- **WHAT THE EXERCISE ASKS**: Output the line containing "Transcribe the text in this document." and each line after it through the end of the data, exactly as written, with pictures left out.

Page text entries:
———
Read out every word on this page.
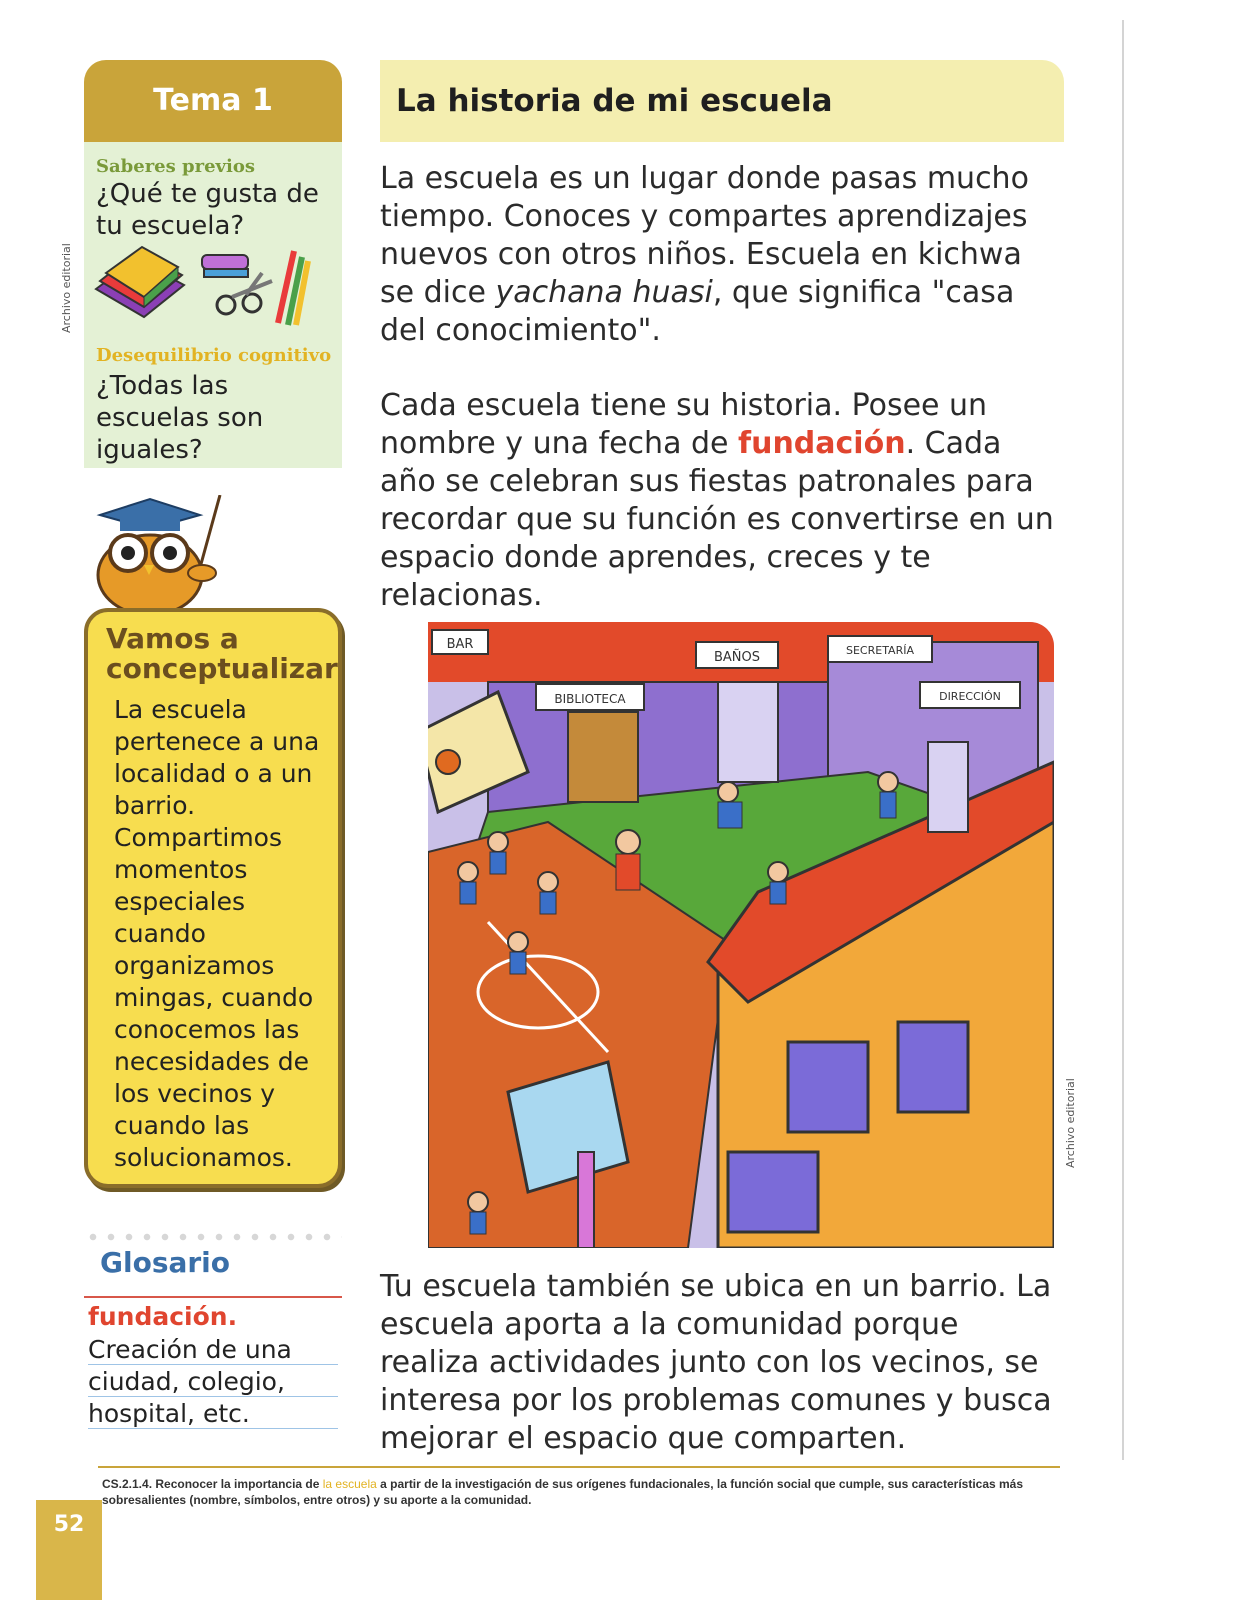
Tema 1
Saberes previos
¿Qué te gusta de tu escuela?
Desequilibrio cognitivo
¿Todas las escuelas son iguales?
Vamos a conceptualizar
La escuela pertenece a una localidad o a un barrio. Compartimos momentos especiales cuando organizamos mingas, cuando conocemos las necesidades de los vecinos y cuando las solucionamos.
Glosario
fundación.
Creación de una ciudad, colegio, hospital, etc.
Archivo editorial
La historia de mi escuela
La escuela es un lugar donde pasas mucho tiempo. Conoces y compartes aprendizajes nuevos con otros niños. Escuela en kichwa se dice yachana huasi, que significa "casa del conocimiento".
Cada escuela tiene su historia. Posee un nombre y una fecha de fundación. Cada año se celebran sus fiestas patronales para recordar que su función es convertirse en un espacio donde aprendes, creces y te relacionas.
BAR
BAÑOS
BIBLIOTECA
SECRETARÍA
DIRECCIÓN
Archivo editorial
Tu escuela también se ubica en un barrio. La escuela aporta a la comunidad porque realiza actividades junto con los vecinos, se interesa por los problemas comunes y busca mejorar el espacio que comparten.
CS.2.1.4. Reconocer la importancia de la escuela a partir de la investigación de sus orígenes fundacionales, la función social que cumple, sus características más sobresalientes (nombre, símbolos, entre otros) y su aporte a la comunidad.
52
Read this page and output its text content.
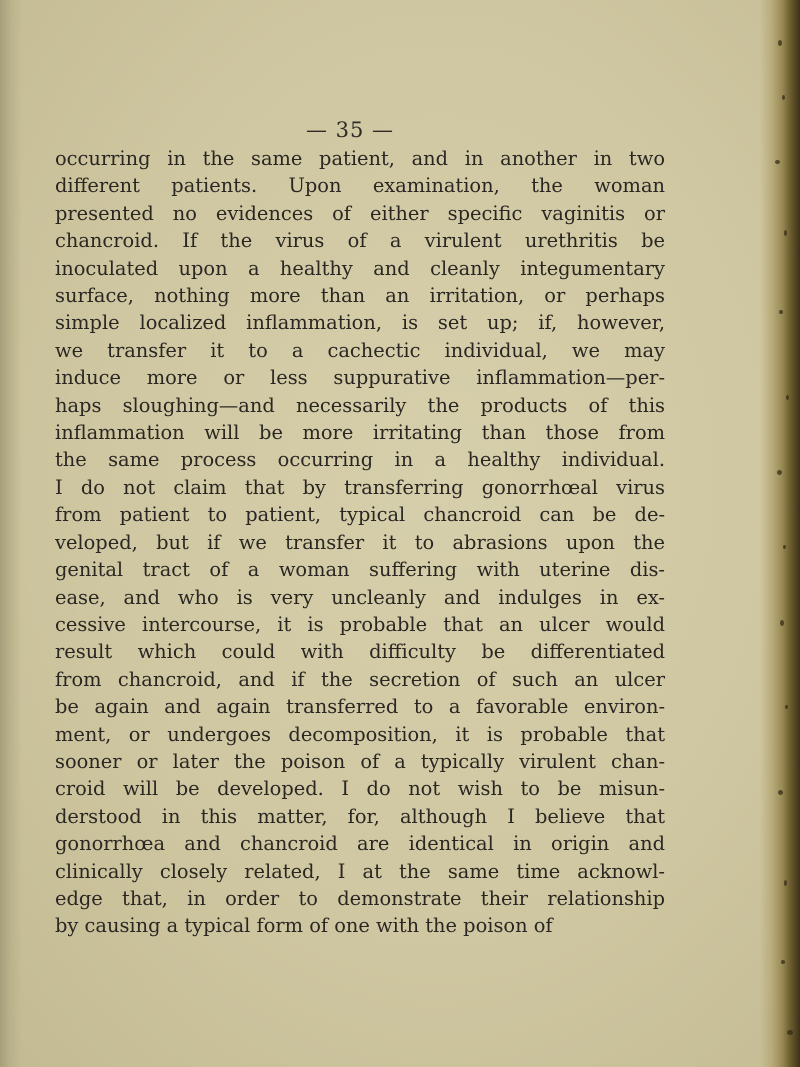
— 35 —
occurring in the same patient, and in another in two
different patients. Upon examination, the woman
presented no evidences of either specific vaginitis or
chancroid. If the virus of a virulent urethritis be
inoculated upon a healthy and cleanly integumentary
surface, nothing more than an irritation, or perhaps
simple localized inflammation, is set up; if, however,
we transfer it to a cachectic individual, we may
induce more or less suppurative inflammation—per-
haps sloughing—and necessarily the products of this
inflammation will be more irritating than those from
the same process occurring in a healthy individual.
I do not claim that by transferring gonorrhœal virus
from patient to patient, typical chancroid can be de-
veloped, but if we transfer it to abrasions upon the
genital tract of a woman suffering with uterine dis-
ease, and who is very uncleanly and indulges in ex-
cessive intercourse, it is probable that an ulcer would
result which could with difficulty be differentiated
from chancroid, and if the secretion of such an ulcer
be again and again transferred to a favorable environ-
ment, or undergoes decomposition, it is probable that
sooner or later the poison of a typically virulent chan-
croid will be developed. I do not wish to be misun-
derstood in this matter, for, although I believe that
gonorrhœa and chancroid are identical in origin and
clinically closely related, I at the same time acknowl-
edge that, in order to demonstrate their relationship
by causing a typical form of one with the poison of
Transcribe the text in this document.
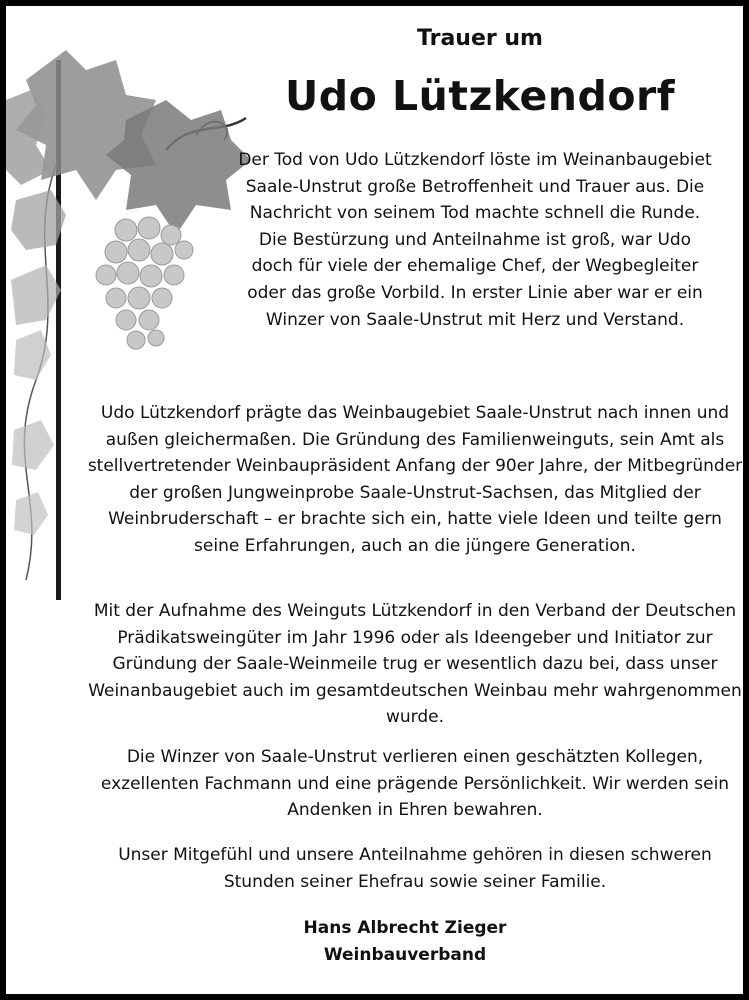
Trauer um
Udo Lützkendorf

Der Tod von Udo Lützkendorf löste im Weinanbaugebiet Saale-Unstrut große Betroffenheit und Trauer aus. Die Nachricht von seinem Tod machte schnell die Runde. Die Bestürzung und Anteilnahme ist groß, war Udo doch für viele der ehemalige Chef, der Wegbegleiter oder das große Vorbild. In erster Linie aber war er ein Winzer von Saale-Unstrut mit Herz und Verstand.

Udo Lützkendorf prägte das Weinbaugebiet Saale-Unstrut nach innen und außen gleichermaßen. Die Gründung des Familienweinguts, sein Amt als stellvertretender Weinbaupräsident Anfang der 90er Jahre, der Mitbegründer der großen Jungweinprobe Saale-Unstrut-Sachsen, das Mitglied der Weinbruderschaft – er brachte sich ein, hatte viele Ideen und teilte gern seine Erfahrungen, auch an die jüngere Generation.

Mit der Aufnahme des Weinguts Lützkendorf in den Verband der Deutschen Prädikatsweingüter im Jahr 1996 oder als Ideengeber und Initiator zur Gründung der Saale-Weinmeile trug er wesentlich dazu bei, dass unser Weinanbaugebiet auch im gesamtdeutschen Weinbau mehr wahrgenommen wurde.

Die Winzer von Saale-Unstrut verlieren einen geschätzten Kollegen, exzellenten Fachmann und eine prägende Persönlichkeit. Wir werden sein Andenken in Ehren bewahren.

Unser Mitgefühl und unsere Anteilnahme gehören in diesen schweren Stunden seiner Ehefrau sowie seiner Familie.

Hans Albrecht Zieger
Weinbauverband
———
- **RESPONSE BELOW**:
Transcribe the text in this document.
Trauer um
Udo Lützkendorf

Der Tod von Udo Lützkendorf löste im Weinanbaugebiet Saale-Unstrut große Betroffenheit und Trauer aus. Die Nachricht von seinem Tod machte schnell die Runde. Die Bestürzung und Anteilnahme ist groß, war Udo doch für viele der ehemalige Chef, der Wegbegleiter oder das große Vorbild. In erster Linie aber war er ein Winzer von Saale-Unstrut mit Herz und Verstand.

Udo Lützkendorf prägte das Weinbaugebiet Saale-Unstrut nach innen und außen gleichermaßen. Die Gründung des Familienweinguts, sein Amt als stellvertretender Weinbaupräsident Anfang der 90er Jahre, der Mitbegründer der großen Jungweinprobe Saale-Unstrut-Sachsen, das Mitglied der Weinbruderschaft – er brachte sich ein, hatte viele Ideen und teilte gern seine Erfahrungen, auch an die jüngere Generation.

Mit der Aufnahme des Weinguts Lützkendorf in den Verband der Deutschen Prädikatsweingüter im Jahr 1996 oder als Ideengeber und Initiator zur Gründung der Saale-Weinmeile trug er wesentlich dazu bei, dass unser Weinanbaugebiet auch im gesamtdeutschen Weinbau mehr wahrgenommen wurde.

Die Winzer von Saale-Unstrut verlieren einen geschätzten Kollegen, exzellenten Fachmann und eine prägende Persönlichkeit. Wir werden sein Andenken in Ehren bewahren.

Unser Mitgefühl und unsere Anteilnahme gehören in diesen schweren Stunden seiner Ehefrau sowie seiner Familie.

Hans Albrecht Zieger
Weinbauverband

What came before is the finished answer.